| EXERCISE INSTRUCTIONS |
Comb through the entries for "Address" and pull out each line that holds it.

##### RECORDS TO PROCESS #####

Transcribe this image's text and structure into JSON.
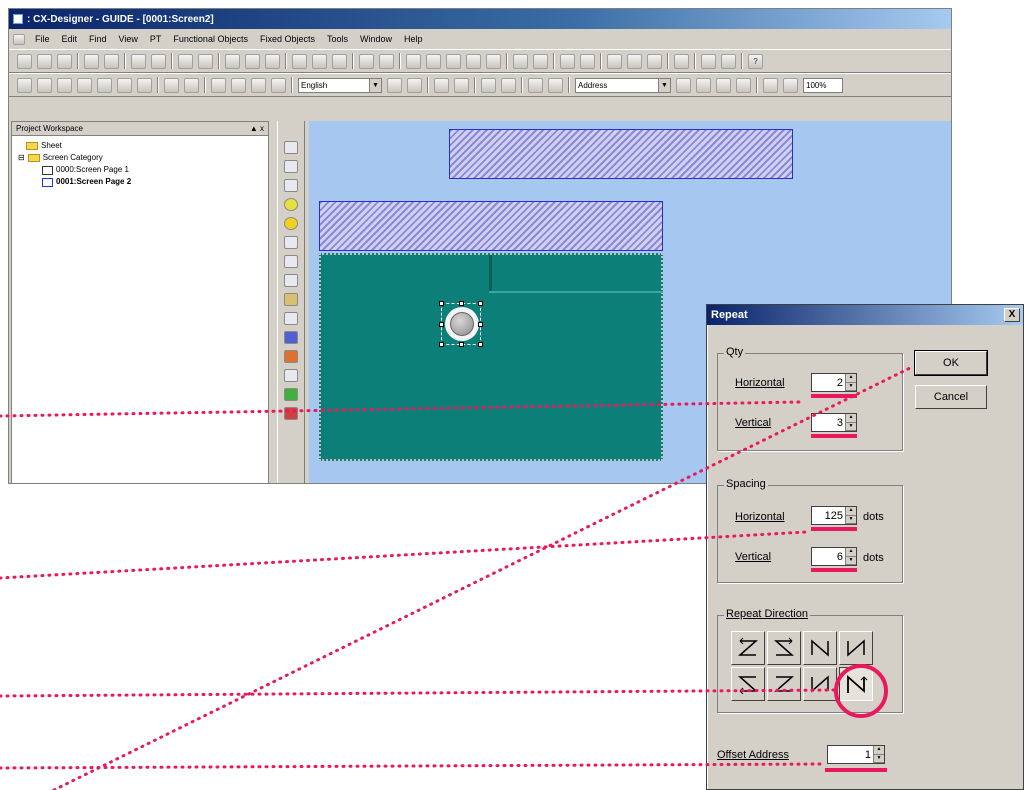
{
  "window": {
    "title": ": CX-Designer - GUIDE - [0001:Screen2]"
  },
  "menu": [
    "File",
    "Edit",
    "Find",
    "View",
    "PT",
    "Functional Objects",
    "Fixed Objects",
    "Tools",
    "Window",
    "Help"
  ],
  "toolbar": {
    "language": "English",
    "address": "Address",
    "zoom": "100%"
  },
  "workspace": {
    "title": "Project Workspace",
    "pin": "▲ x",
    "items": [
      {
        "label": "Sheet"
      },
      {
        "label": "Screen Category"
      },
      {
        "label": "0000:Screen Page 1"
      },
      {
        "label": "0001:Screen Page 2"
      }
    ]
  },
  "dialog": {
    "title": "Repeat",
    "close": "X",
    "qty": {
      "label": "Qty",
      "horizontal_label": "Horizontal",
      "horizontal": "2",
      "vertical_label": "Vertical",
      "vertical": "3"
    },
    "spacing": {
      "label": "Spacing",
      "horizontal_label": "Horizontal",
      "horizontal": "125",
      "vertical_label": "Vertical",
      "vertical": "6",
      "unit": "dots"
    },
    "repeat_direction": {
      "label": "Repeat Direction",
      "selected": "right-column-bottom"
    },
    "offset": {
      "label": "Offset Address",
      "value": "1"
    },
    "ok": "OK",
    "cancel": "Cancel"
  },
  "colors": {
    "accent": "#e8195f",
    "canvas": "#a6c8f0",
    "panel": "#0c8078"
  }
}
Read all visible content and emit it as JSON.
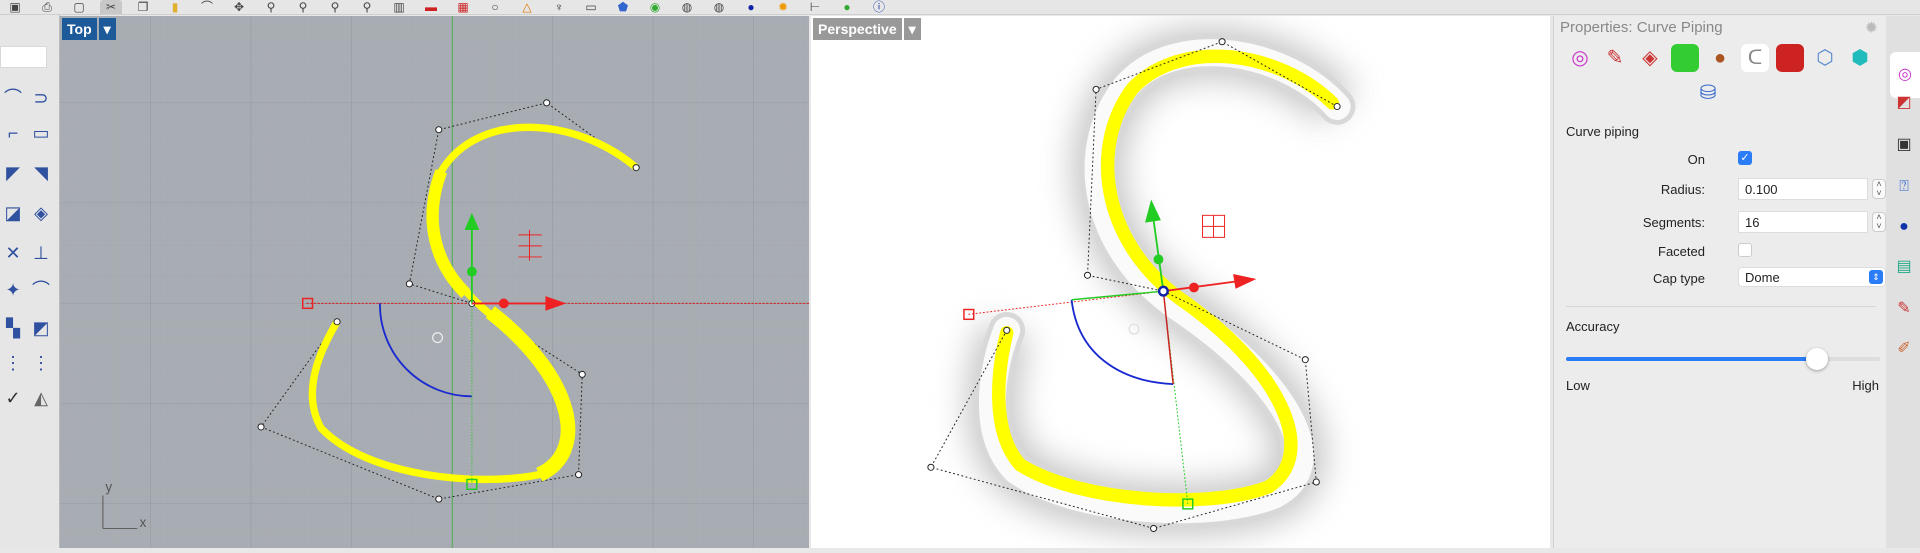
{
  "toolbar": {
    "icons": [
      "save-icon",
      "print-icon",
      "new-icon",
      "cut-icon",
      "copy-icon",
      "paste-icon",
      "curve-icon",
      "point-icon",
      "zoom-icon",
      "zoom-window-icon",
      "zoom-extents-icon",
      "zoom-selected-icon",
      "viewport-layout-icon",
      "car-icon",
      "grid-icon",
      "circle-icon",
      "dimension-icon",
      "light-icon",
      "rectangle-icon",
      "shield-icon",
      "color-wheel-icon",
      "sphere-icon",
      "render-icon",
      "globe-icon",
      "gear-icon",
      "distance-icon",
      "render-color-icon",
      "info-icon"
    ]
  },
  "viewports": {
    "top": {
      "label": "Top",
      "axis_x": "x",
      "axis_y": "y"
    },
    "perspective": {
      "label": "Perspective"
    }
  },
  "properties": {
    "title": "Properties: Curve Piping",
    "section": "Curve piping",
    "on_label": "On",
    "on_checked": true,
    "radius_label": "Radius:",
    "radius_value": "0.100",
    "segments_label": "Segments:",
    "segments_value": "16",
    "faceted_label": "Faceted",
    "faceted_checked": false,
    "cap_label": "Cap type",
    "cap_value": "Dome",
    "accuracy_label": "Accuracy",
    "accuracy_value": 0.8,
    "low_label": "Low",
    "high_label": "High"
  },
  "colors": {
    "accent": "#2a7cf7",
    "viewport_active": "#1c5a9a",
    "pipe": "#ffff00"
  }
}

#####

| RESULT |
    "address": "Address",
      "label": "Offset Address",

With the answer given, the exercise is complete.